SUPPLIED INFORMATION ::
━━━━

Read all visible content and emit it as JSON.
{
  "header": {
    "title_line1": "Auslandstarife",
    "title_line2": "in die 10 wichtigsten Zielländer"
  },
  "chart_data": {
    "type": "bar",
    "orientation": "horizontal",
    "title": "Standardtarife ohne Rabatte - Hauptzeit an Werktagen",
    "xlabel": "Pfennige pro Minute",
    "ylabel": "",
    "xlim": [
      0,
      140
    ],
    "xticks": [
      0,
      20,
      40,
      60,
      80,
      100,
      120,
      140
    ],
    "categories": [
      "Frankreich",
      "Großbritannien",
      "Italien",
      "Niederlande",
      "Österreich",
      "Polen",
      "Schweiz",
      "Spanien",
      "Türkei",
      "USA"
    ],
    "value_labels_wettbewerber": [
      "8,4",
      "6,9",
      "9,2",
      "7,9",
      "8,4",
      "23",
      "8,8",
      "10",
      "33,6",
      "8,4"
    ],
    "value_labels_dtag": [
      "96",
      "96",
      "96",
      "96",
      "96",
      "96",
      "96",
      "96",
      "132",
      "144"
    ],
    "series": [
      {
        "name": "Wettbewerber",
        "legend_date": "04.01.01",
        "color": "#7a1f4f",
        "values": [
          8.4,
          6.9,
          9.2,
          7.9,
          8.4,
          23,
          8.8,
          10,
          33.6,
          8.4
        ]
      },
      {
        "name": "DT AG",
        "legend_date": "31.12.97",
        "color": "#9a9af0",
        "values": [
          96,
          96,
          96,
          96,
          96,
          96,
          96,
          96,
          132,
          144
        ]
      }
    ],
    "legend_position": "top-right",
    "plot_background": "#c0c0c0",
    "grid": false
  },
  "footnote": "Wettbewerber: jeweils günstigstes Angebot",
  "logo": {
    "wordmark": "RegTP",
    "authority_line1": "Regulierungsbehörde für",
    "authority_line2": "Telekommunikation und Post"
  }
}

━━━━

EXERCISE DIRECTIONS ::
Without leaving anything out, give the entries again exactly.

TASK RESULT ::
Read all visible content and emit it as JSON.
{
  "header": {
    "title_line1": "Auslandstarife",
    "title_line2": "in die 10 wichtigsten Zielländer"
  },
  "chart_data": {
    "type": "bar",
    "orientation": "horizontal",
    "title": "Standardtarife ohne Rabatte - Hauptzeit an Werktagen",
    "xlabel": "Pfennige pro Minute",
    "ylabel": "",
    "xlim": [
      0,
      140
    ],
    "xticks": [
      0,
      20,
      40,
      60,
      80,
      100,
      120,
      140
    ],
    "categories": [
      "Frankreich",
      "Großbritannien",
      "Italien",
      "Niederlande",
      "Österreich",
      "Polen",
      "Schweiz",
      "Spanien",
      "Türkei",
      "USA"
    ],
    "value_labels_wettbewerber": [
      "8,4",
      "6,9",
      "9,2",
      "7,9",
      "8,4",
      "23",
      "8,8",
      "10",
      "33,6",
      "8,4"
    ],
    "value_labels_dtag": [
      "96",
      "96",
      "96",
      "96",
      "96",
      "96",
      "96",
      "96",
      "132",
      "144"
    ],
    "series": [
      {
        "name": "Wettbewerber",
        "legend_date": "04.01.01",
        "color": "#7a1f4f",
        "values": [
          8.4,
          6.9,
          9.2,
          7.9,
          8.4,
          23,
          8.8,
          10,
          33.6,
          8.4
        ]
      },
      {
        "name": "DT AG",
        "legend_date": "31.12.97",
        "color": "#9a9af0",
        "values": [
          96,
          96,
          96,
          96,
          96,
          96,
          96,
          96,
          132,
          144
        ]
      }
    ],
    "legend_position": "top-right",
    "plot_background": "#c0c0c0",
    "grid": false
  },
  "footnote": "Wettbewerber: jeweils günstigstes Angebot",
  "logo": {
    "wordmark": "RegTP",
    "authority_line1": "Regulierungsbehörde für",
    "authority_line2": "Telekommunikation und Post"
  }
}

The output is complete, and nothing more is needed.